**Aim of the task:**
Present the following entries again, word for word and in full.

** begin Listing **

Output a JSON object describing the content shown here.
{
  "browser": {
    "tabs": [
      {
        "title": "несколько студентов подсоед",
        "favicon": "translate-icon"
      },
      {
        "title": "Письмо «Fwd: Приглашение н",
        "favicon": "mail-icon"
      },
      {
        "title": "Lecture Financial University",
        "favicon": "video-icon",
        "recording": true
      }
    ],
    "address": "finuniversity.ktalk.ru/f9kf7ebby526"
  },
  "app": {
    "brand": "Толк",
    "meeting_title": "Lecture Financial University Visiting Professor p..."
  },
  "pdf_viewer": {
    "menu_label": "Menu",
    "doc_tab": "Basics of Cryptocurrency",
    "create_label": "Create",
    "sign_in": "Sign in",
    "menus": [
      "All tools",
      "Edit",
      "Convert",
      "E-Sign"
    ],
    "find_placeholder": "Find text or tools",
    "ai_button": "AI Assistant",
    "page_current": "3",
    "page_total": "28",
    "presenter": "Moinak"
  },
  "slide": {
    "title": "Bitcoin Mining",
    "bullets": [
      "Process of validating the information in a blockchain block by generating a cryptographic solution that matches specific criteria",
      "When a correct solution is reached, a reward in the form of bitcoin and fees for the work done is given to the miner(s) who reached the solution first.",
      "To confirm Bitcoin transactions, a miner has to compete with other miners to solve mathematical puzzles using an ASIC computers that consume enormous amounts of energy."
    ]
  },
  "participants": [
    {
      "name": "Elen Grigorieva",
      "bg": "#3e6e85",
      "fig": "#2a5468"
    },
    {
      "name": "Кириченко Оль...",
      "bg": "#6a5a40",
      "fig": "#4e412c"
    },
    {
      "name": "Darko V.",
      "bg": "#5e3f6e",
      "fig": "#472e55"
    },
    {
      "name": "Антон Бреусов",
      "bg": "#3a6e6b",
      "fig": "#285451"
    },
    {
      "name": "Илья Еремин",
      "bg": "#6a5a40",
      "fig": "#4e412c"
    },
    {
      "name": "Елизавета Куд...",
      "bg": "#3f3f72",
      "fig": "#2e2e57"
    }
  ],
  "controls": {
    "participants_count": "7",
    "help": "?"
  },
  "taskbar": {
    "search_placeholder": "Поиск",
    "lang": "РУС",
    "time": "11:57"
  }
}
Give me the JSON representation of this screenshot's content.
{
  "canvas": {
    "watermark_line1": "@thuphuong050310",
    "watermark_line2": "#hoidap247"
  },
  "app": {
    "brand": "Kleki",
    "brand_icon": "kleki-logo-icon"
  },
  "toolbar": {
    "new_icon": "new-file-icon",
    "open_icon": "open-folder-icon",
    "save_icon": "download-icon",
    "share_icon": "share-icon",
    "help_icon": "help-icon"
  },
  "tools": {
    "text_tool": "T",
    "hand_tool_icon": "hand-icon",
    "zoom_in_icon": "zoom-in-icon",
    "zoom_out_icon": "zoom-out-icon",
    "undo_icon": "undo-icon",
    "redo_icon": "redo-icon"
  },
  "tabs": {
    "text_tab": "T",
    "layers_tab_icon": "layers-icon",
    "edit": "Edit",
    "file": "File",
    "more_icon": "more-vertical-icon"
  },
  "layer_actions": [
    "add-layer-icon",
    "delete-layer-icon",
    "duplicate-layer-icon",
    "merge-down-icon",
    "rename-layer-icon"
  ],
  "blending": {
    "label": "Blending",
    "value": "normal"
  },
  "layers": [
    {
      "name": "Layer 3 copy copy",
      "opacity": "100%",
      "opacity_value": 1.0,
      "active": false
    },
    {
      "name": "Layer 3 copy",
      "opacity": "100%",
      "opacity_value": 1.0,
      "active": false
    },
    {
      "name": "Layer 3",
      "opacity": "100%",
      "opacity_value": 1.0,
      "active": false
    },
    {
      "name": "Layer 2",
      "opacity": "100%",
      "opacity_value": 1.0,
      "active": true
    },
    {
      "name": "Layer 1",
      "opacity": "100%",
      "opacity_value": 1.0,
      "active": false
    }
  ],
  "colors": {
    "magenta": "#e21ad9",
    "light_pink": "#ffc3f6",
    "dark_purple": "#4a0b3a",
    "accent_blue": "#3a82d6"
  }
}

** end Listing **

**Response to the task:**
Output a JSON object describing the content shown here.
{
  "browser": {
    "tabs": [
      {
        "title": "несколько студентов подсоед",
        "favicon": "translate-icon"
      },
      {
        "title": "Письмо «Fwd: Приглашение н",
        "favicon": "mail-icon"
      },
      {
        "title": "Lecture Financial University",
        "favicon": "video-icon",
        "recording": true
      }
    ],
    "address": "finuniversity.ktalk.ru/f9kf7ebby526"
  },
  "app": {
    "brand": "Толк",
    "meeting_title": "Lecture Financial University Visiting Professor p..."
  },
  "pdf_viewer": {
    "menu_label": "Menu",
    "doc_tab": "Basics of Cryptocurrency",
    "create_label": "Create",
    "sign_in": "Sign in",
    "menus": [
      "All tools",
      "Edit",
      "Convert",
      "E-Sign"
    ],
    "find_placeholder": "Find text or tools",
    "ai_button": "AI Assistant",
    "page_current": "3",
    "page_total": "28",
    "presenter": "Moinak"
  },
  "slide": {
    "title": "Bitcoin Mining",
    "bullets": [
      "Process of validating the information in a blockchain block by generating a cryptographic solution that matches specific criteria",
      "When a correct solution is reached, a reward in the form of bitcoin and fees for the work done is given to the miner(s) who reached the solution first.",
      "To confirm Bitcoin transactions, a miner has to compete with other miners to solve mathematical puzzles using an ASIC computers that consume enormous amounts of energy."
    ]
  },
  "participants": [
    {
      "name": "Elen Grigorieva",
      "bg": "#3e6e85",
      "fig": "#2a5468"
    },
    {
      "name": "Кириченко Оль...",
      "bg": "#6a5a40",
      "fig": "#4e412c"
    },
    {
      "name": "Darko V.",
      "bg": "#5e3f6e",
      "fig": "#472e55"
    },
    {
      "name": "Антон Бреусов",
      "bg": "#3a6e6b",
      "fig": "#285451"
    },
    {
      "name": "Илья Еремин",
      "bg": "#6a5a40",
      "fig": "#4e412c"
    },
    {
      "name": "Елизавета Куд...",
      "bg": "#3f3f72",
      "fig": "#2e2e57"
    }
  ],
  "controls": {
    "participants_count": "7",
    "help": "?"
  },
  "taskbar": {
    "search_placeholder": "Поиск",
    "lang": "РУС",
    "time": "11:57"
  }
}
Give me the JSON representation of this screenshot's content.
{
  "canvas": {
    "watermark_line1": "@thuphuong050310",
    "watermark_line2": "#hoidap247"
  },
  "app": {
    "brand": "Kleki",
    "brand_icon": "kleki-logo-icon"
  },
  "toolbar": {
    "new_icon": "new-file-icon",
    "open_icon": "open-folder-icon",
    "save_icon": "download-icon",
    "share_icon": "share-icon",
    "help_icon": "help-icon"
  },
  "tools": {
    "text_tool": "T",
    "hand_tool_icon": "hand-icon",
    "zoom_in_icon": "zoom-in-icon",
    "zoom_out_icon": "zoom-out-icon",
    "undo_icon": "undo-icon",
    "redo_icon": "redo-icon"
  },
  "tabs": {
    "text_tab": "T",
    "layers_tab_icon": "layers-icon",
    "edit": "Edit",
    "file": "File",
    "more_icon": "more-vertical-icon"
  },
  "layer_actions": [
    "add-layer-icon",
    "delete-layer-icon",
    "duplicate-layer-icon",
    "merge-down-icon",
    "rename-layer-icon"
  ],
  "blending": {
    "label": "Blending",
    "value": "normal"
  },
  "layers": [
    {
      "name": "Layer 3 copy copy",
      "opacity": "100%",
      "opacity_value": 1.0,
      "active": false
    },
    {
      "name": "Layer 3 copy",
      "opacity": "100%",
      "opacity_value": 1.0,
      "active": false
    },
    {
      "name": "Layer 3",
      "opacity": "100%",
      "opacity_value": 1.0,
      "active": false
    },
    {
      "name": "Layer 2",
      "opacity": "100%",
      "opacity_value": 1.0,
      "active": true
    },
    {
      "name": "Layer 1",
      "opacity": "100%",
      "opacity_value": 1.0,
      "active": false
    }
  ],
  "colors": {
    "magenta": "#e21ad9",
    "light_pink": "#ffc3f6",
    "dark_purple": "#4a0b3a",
    "accent_blue": "#3a82d6"
  }
}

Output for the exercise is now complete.